Aim —
Scan the material below for the string "ylabel", and copy every line where it shows up.

(Collected data entries)
=======

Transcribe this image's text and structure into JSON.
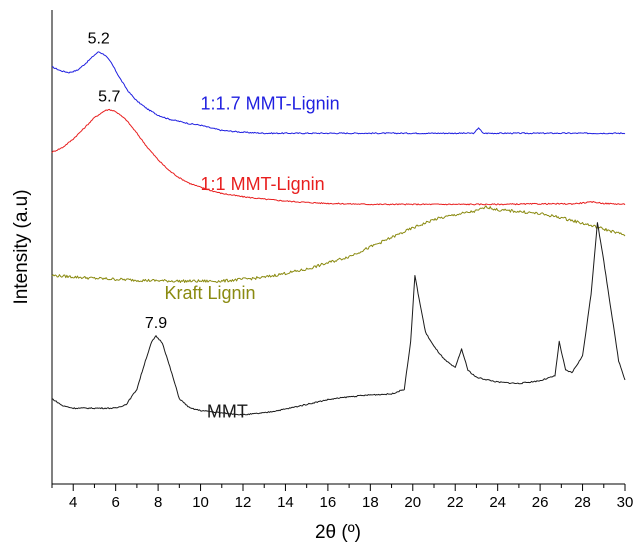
{
  "chart_data": {
    "type": "line",
    "xlabel": "2θ (º)",
    "ylabel": "Intensity (a.u)",
    "xlim": [
      3,
      30
    ],
    "x_ticks": [
      "4",
      "6",
      "8",
      "10",
      "12",
      "14",
      "16",
      "18",
      "20",
      "22",
      "24",
      "26",
      "28",
      "30"
    ],
    "y_ticks": "none",
    "grid": false,
    "legend": "inline labels beside each trace",
    "series": [
      {
        "name": "1:1.7 MMT-Lignin",
        "color": "#1f1fe0",
        "points": [
          [
            3.0,
            0.88
          ],
          [
            3.4,
            0.872
          ],
          [
            3.8,
            0.868
          ],
          [
            4.2,
            0.873
          ],
          [
            4.6,
            0.888
          ],
          [
            5.0,
            0.905
          ],
          [
            5.2,
            0.912
          ],
          [
            5.5,
            0.905
          ],
          [
            5.8,
            0.888
          ],
          [
            6.2,
            0.856
          ],
          [
            6.6,
            0.828
          ],
          [
            7.0,
            0.808
          ],
          [
            7.5,
            0.791
          ],
          [
            8.0,
            0.778
          ],
          [
            8.5,
            0.77
          ],
          [
            9.0,
            0.765
          ],
          [
            9.5,
            0.76
          ],
          [
            10.0,
            0.757
          ],
          [
            10.5,
            0.751
          ],
          [
            11.0,
            0.746
          ],
          [
            12.0,
            0.742
          ],
          [
            13.0,
            0.74
          ],
          [
            14.0,
            0.74
          ],
          [
            15.0,
            0.74
          ],
          [
            16.0,
            0.74
          ],
          [
            18.0,
            0.74
          ],
          [
            20.0,
            0.74
          ],
          [
            22.0,
            0.74
          ],
          [
            22.9,
            0.74
          ],
          [
            23.1,
            0.752
          ],
          [
            23.3,
            0.74
          ],
          [
            24.0,
            0.74
          ],
          [
            26.0,
            0.74
          ],
          [
            28.0,
            0.74
          ],
          [
            30.0,
            0.74
          ]
        ],
        "peaks": [
          {
            "x": 5.2,
            "label": "5.2"
          }
        ]
      },
      {
        "name": "1:1 MMT-Lignin",
        "color": "#e81f1f",
        "points": [
          [
            3.0,
            0.7
          ],
          [
            3.5,
            0.71
          ],
          [
            4.0,
            0.728
          ],
          [
            4.5,
            0.75
          ],
          [
            5.0,
            0.773
          ],
          [
            5.5,
            0.788
          ],
          [
            5.7,
            0.79
          ],
          [
            6.0,
            0.786
          ],
          [
            6.5,
            0.768
          ],
          [
            7.0,
            0.74
          ],
          [
            7.5,
            0.71
          ],
          [
            8.0,
            0.684
          ],
          [
            8.5,
            0.662
          ],
          [
            9.0,
            0.646
          ],
          [
            9.5,
            0.634
          ],
          [
            10.0,
            0.626
          ],
          [
            10.5,
            0.619
          ],
          [
            11.0,
            0.613
          ],
          [
            12.0,
            0.606
          ],
          [
            13.0,
            0.601
          ],
          [
            14.0,
            0.597
          ],
          [
            15.0,
            0.594
          ],
          [
            16.0,
            0.592
          ],
          [
            18.0,
            0.59
          ],
          [
            20.0,
            0.59
          ],
          [
            22.0,
            0.59
          ],
          [
            24.0,
            0.59
          ],
          [
            26.0,
            0.591
          ],
          [
            27.5,
            0.591
          ],
          [
            28.5,
            0.595
          ],
          [
            29.0,
            0.592
          ],
          [
            30.0,
            0.59
          ]
        ],
        "peaks": [
          {
            "x": 5.7,
            "label": "5.7"
          }
        ]
      },
      {
        "name": "Kraft Lignin",
        "color": "#8a8a10",
        "points": [
          [
            3.0,
            0.44
          ],
          [
            5.0,
            0.434
          ],
          [
            7.0,
            0.43
          ],
          [
            9.0,
            0.428
          ],
          [
            11.0,
            0.428
          ],
          [
            13.0,
            0.436
          ],
          [
            15.0,
            0.453
          ],
          [
            17.0,
            0.48
          ],
          [
            18.0,
            0.5
          ],
          [
            19.0,
            0.52
          ],
          [
            20.0,
            0.54
          ],
          [
            21.0,
            0.558
          ],
          [
            22.0,
            0.568
          ],
          [
            23.0,
            0.576
          ],
          [
            23.5,
            0.585
          ],
          [
            24.0,
            0.578
          ],
          [
            25.0,
            0.575
          ],
          [
            26.0,
            0.57
          ],
          [
            27.0,
            0.562
          ],
          [
            28.0,
            0.55
          ],
          [
            29.0,
            0.538
          ],
          [
            30.0,
            0.525
          ]
        ]
      },
      {
        "name": "MMT",
        "color": "#1a1a1a",
        "points": [
          [
            3.0,
            0.18
          ],
          [
            3.5,
            0.165
          ],
          [
            4.0,
            0.16
          ],
          [
            5.0,
            0.16
          ],
          [
            6.0,
            0.16
          ],
          [
            6.5,
            0.168
          ],
          [
            7.0,
            0.2
          ],
          [
            7.4,
            0.26
          ],
          [
            7.7,
            0.3
          ],
          [
            7.9,
            0.312
          ],
          [
            8.2,
            0.298
          ],
          [
            8.6,
            0.24
          ],
          [
            9.0,
            0.18
          ],
          [
            9.5,
            0.16
          ],
          [
            10.0,
            0.155
          ],
          [
            11.0,
            0.15
          ],
          [
            12.0,
            0.146
          ],
          [
            13.0,
            0.15
          ],
          [
            14.0,
            0.158
          ],
          [
            15.0,
            0.168
          ],
          [
            16.0,
            0.178
          ],
          [
            17.0,
            0.184
          ],
          [
            18.0,
            0.188
          ],
          [
            19.0,
            0.19
          ],
          [
            19.6,
            0.2
          ],
          [
            19.9,
            0.3
          ],
          [
            20.1,
            0.44
          ],
          [
            20.3,
            0.39
          ],
          [
            20.6,
            0.32
          ],
          [
            21.0,
            0.29
          ],
          [
            21.5,
            0.262
          ],
          [
            22.0,
            0.245
          ],
          [
            22.3,
            0.285
          ],
          [
            22.6,
            0.24
          ],
          [
            23.0,
            0.225
          ],
          [
            24.0,
            0.215
          ],
          [
            25.0,
            0.212
          ],
          [
            26.0,
            0.218
          ],
          [
            26.7,
            0.228
          ],
          [
            26.9,
            0.3
          ],
          [
            27.2,
            0.24
          ],
          [
            27.5,
            0.235
          ],
          [
            28.0,
            0.27
          ],
          [
            28.4,
            0.4
          ],
          [
            28.7,
            0.552
          ],
          [
            29.0,
            0.47
          ],
          [
            29.4,
            0.35
          ],
          [
            29.7,
            0.26
          ],
          [
            30.0,
            0.22
          ]
        ],
        "peaks": [
          {
            "x": 7.9,
            "label": "7.9"
          }
        ]
      }
    ]
  }
}
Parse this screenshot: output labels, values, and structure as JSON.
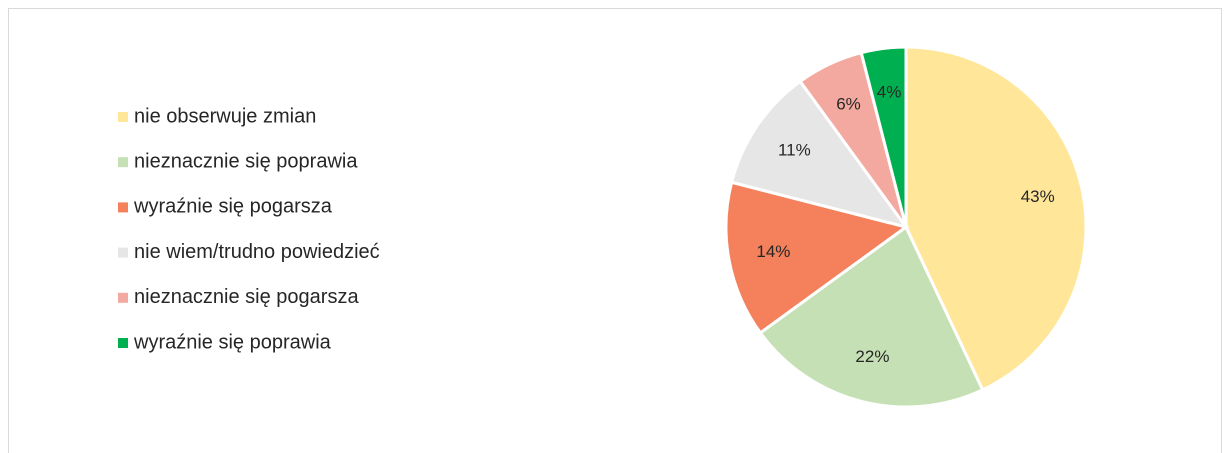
{
  "chart_data": {
    "type": "pie",
    "categories": [
      "nie obserwuje zmian",
      "nieznacznie się poprawia",
      "wyraźnie się pogarsza",
      "nie wiem/trudno powiedzieć",
      "nieznacznie się pogarsza",
      "wyraźnie się poprawia"
    ],
    "values": [
      43,
      22,
      14,
      11,
      6,
      4
    ],
    "value_labels": [
      "43%",
      "22%",
      "14%",
      "11%",
      "6%",
      "4%"
    ],
    "colors": [
      "#FFE699",
      "#C5E0B4",
      "#F4805C",
      "#E7E6E6",
      "#F4A9A0",
      "#00B050"
    ],
    "legend": "left"
  }
}
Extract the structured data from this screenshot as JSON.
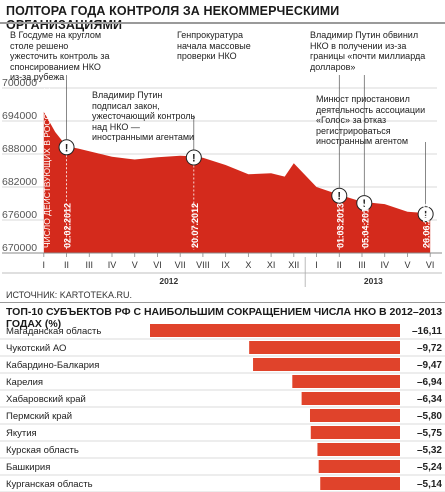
{
  "title": "ПОЛТОРА ГОДА КОНТРОЛЯ ЗА НЕКОММЕРЧЕСКИМИ ОРГАНИЗАЦИЯМИ",
  "source": "ИСТОЧНИК: KARTOTEKA.RU.",
  "annotations": [
    "В Госдуме на круглом столе решено ужесточить контроль за спонсированием НКО из-за рубежа",
    "Владимир Путин подписал закон, ужесточающий контроль над НКО — иностранными агентами",
    "Генпрокуратура начала массовые проверки НКО",
    "Владимир Путин обвинил НКО в получении из-за границы «почти миллиарда долларов»",
    "Минюст приостановил деятельность ассоциации «Голос» за отказ регистрироваться иностранным агентом"
  ],
  "colors": {
    "accent": "#d42a1c",
    "bar": "#e0432b",
    "grid": "#cccccc",
    "text": "#222222"
  },
  "chart_data": [
    {
      "type": "area",
      "title": "ПОЛТОРА ГОДА КОНТРОЛЯ ЗА НЕКОММЕРЧЕСКИМИ ОРГАНИЗАЦИЯМИ",
      "ylabel": "ЧИСЛО ДЕЙСТВУЮЩИХ В РОССИИ НКО",
      "ylim": [
        670000,
        700000
      ],
      "yticks": [
        "700000",
        "694000",
        "688000",
        "682000",
        "676000",
        "670000"
      ],
      "month_labels": [
        "I",
        "II",
        "III",
        "IV",
        "V",
        "VI",
        "VII",
        "VIII",
        "IX",
        "X",
        "XI",
        "XII",
        "I",
        "II",
        "III",
        "IV",
        "V",
        "VI"
      ],
      "years": [
        "2012",
        "2013"
      ],
      "x": [
        0,
        0.5,
        1.0,
        1.5,
        2,
        3,
        4,
        5,
        6,
        6.5,
        7,
        8,
        9,
        10,
        10.6,
        11,
        12,
        13,
        14,
        15,
        16,
        17
      ],
      "y": [
        695700,
        692000,
        689400,
        689000,
        688500,
        687500,
        687000,
        687400,
        687700,
        687600,
        687300,
        686000,
        684300,
        684500,
        683900,
        686300,
        682000,
        680600,
        679300,
        678900,
        677500,
        677200
      ],
      "event_dates": [
        "02.02.2012",
        "20.07.2012",
        "01.03.2013",
        "05.04.2013",
        "26.06.2013"
      ],
      "event_x": [
        1.0,
        6.6,
        13.0,
        14.1,
        16.8
      ]
    },
    {
      "type": "bar",
      "title": "ТОП-10 СУБЪЕКТОВ РФ С НАИБОЛЬШИМ СОКРАЩЕНИЕМ ЧИСЛА НКО В 2012–2013 ГОДАХ (%)",
      "categories": [
        "Магаданская область",
        "Чукотский АО",
        "Кабардино-Балкария",
        "Карелия",
        "Хабаровский край",
        "Пермский край",
        "Якутия",
        "Курская область",
        "Башкирия",
        "Курганская область"
      ],
      "values": [
        -16.11,
        -9.72,
        -9.47,
        -6.94,
        -6.34,
        -5.8,
        -5.75,
        -5.32,
        -5.24,
        -5.14
      ],
      "value_labels": [
        "–16,11",
        "–9,72",
        "–9,47",
        "–6,94",
        "–6,34",
        "–5,80",
        "–5,75",
        "–5,32",
        "–5,24",
        "–5,14"
      ]
    }
  ]
}
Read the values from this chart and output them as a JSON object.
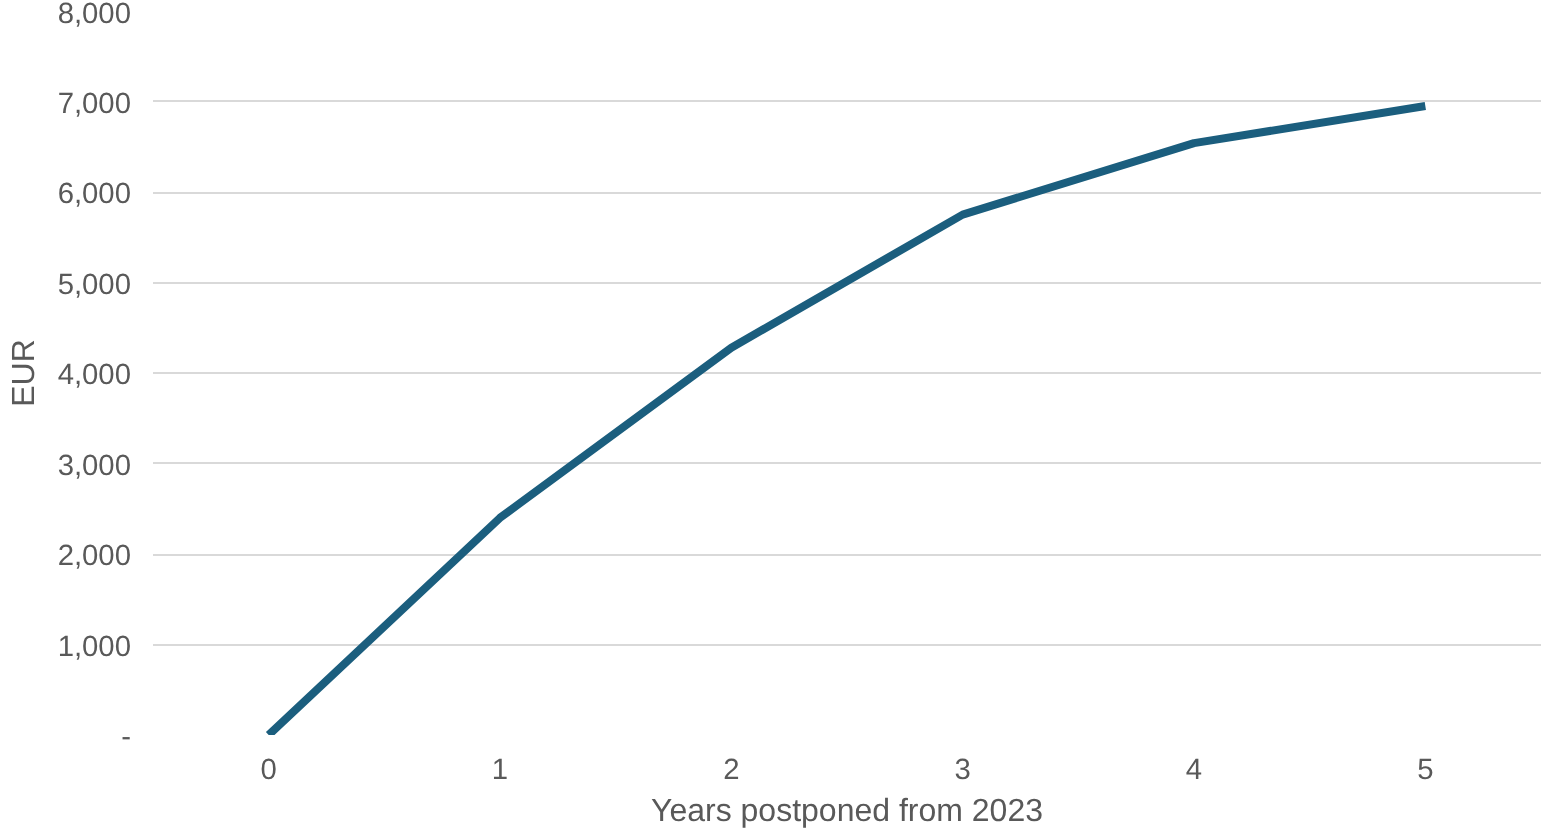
{
  "chart_data": {
    "type": "line",
    "xlabel": "Years postponed from 2023",
    "ylabel": "EUR",
    "categories": [
      "0",
      "1",
      "2",
      "3",
      "4",
      "5"
    ],
    "series": [
      {
        "color": "#1b5e7e",
        "values": [
          0,
          2400,
          4280,
          5750,
          6540,
          6950
        ]
      }
    ],
    "ylim": [
      0,
      8000
    ],
    "yticks": [
      {
        "value": 0,
        "label": "-"
      },
      {
        "value": 1000,
        "label": "1,000"
      },
      {
        "value": 2000,
        "label": "2,000"
      },
      {
        "value": 3000,
        "label": "3,000"
      },
      {
        "value": 4000,
        "label": "4,000"
      },
      {
        "value": 5000,
        "label": "5,000"
      },
      {
        "value": 6000,
        "label": "6,000"
      },
      {
        "value": 7000,
        "label": "7,000"
      },
      {
        "value": 8000,
        "label": "8,000"
      }
    ],
    "grid": "y",
    "marker": "none",
    "line_style": "solid"
  }
}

=======

Answer for the task —
    "ylabel": "Intensity (a.u)",
      "ylabel": "ЧИСЛО ДЕЙСТВУЮЩИХ В РОССИИ НКО",
    "ylabel": "EUR",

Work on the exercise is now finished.